**DATA LISTING:**
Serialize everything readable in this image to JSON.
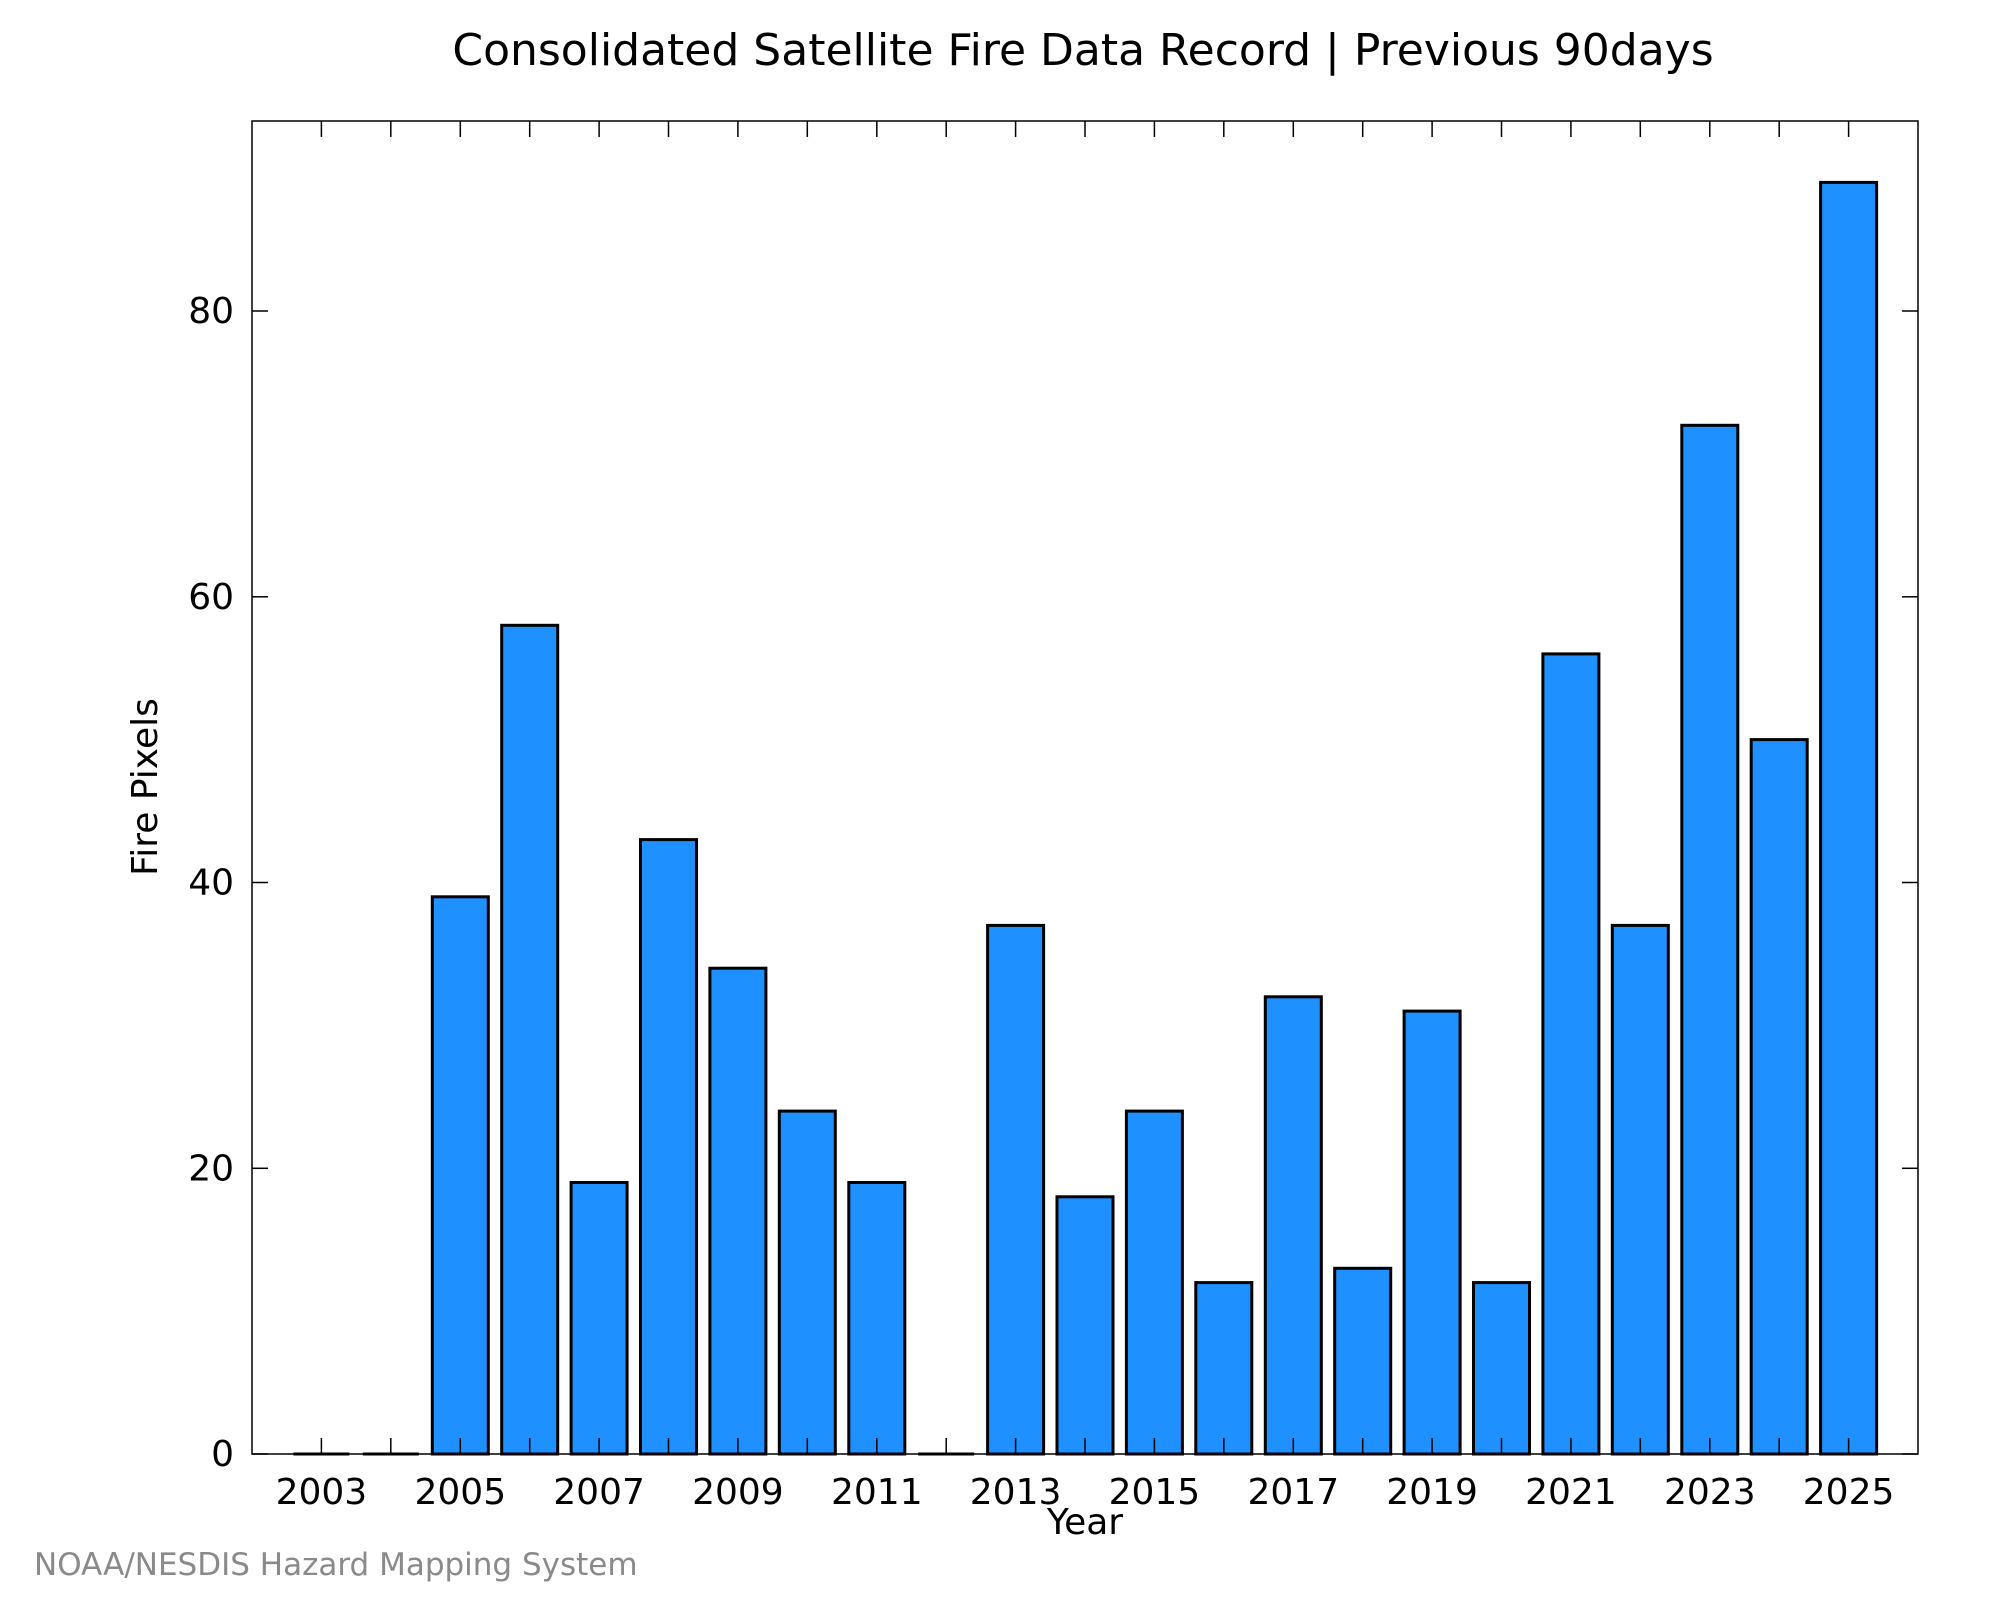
{
  "colors": {
    "bar_fill": "#1e90ff",
    "bar_stroke": "#000000",
    "axis": "#000000",
    "credit": "#8a8a8a"
  },
  "credit": "NOAA/NESDIS Hazard Mapping System",
  "chart_data": {
    "type": "bar",
    "title": "Consolidated Satellite Fire Data Record | Previous 90days",
    "xlabel": "Year",
    "ylabel": "Fire Pixels",
    "categories": [
      2003,
      2004,
      2005,
      2006,
      2007,
      2008,
      2009,
      2010,
      2011,
      2012,
      2013,
      2014,
      2015,
      2016,
      2017,
      2018,
      2019,
      2020,
      2021,
      2022,
      2023,
      2024,
      2025
    ],
    "values": [
      0,
      0,
      39,
      58,
      19,
      43,
      34,
      24,
      19,
      0,
      37,
      18,
      24,
      12,
      32,
      13,
      31,
      12,
      56,
      37,
      72,
      50,
      89
    ],
    "xticks": [
      "2003",
      "2005",
      "2007",
      "2009",
      "2011",
      "2013",
      "2015",
      "2017",
      "2019",
      "2021",
      "2023",
      "2025"
    ],
    "yticks": [
      "0",
      "20",
      "40",
      "60",
      "80"
    ],
    "ylim": [
      0,
      93.3
    ],
    "xlim": [
      2002.0,
      2026.0
    ],
    "grid": false,
    "legend": "none"
  }
}
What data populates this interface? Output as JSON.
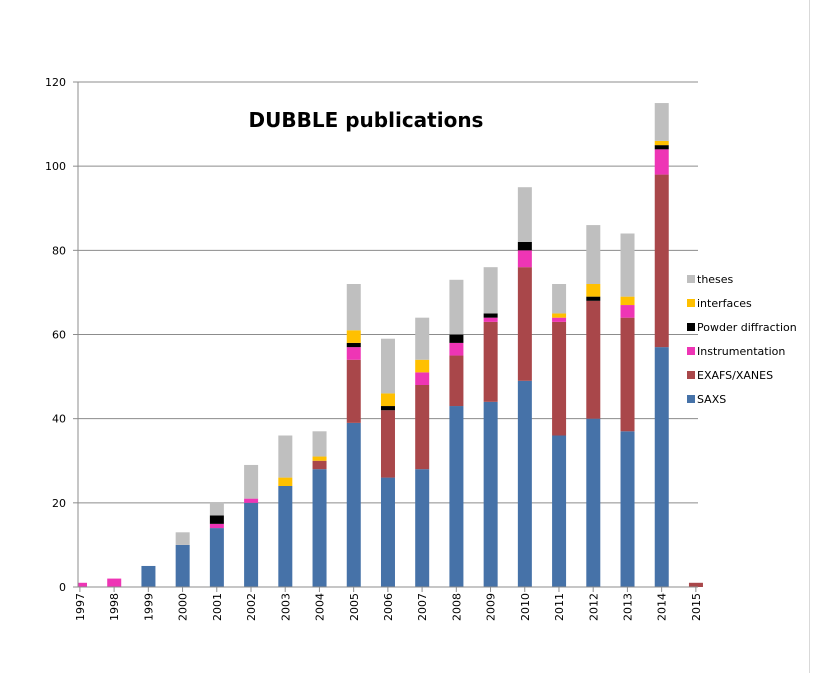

**OBJECTIVE:**
Find the string "Fire" in the listing and return every line that holds it.

**SOLUTION TO THIS EXERCISE:**
    "title": "Consolidated Satellite Fire Data Record | Previous 90days",
    "ylabel": "Fire Pixels",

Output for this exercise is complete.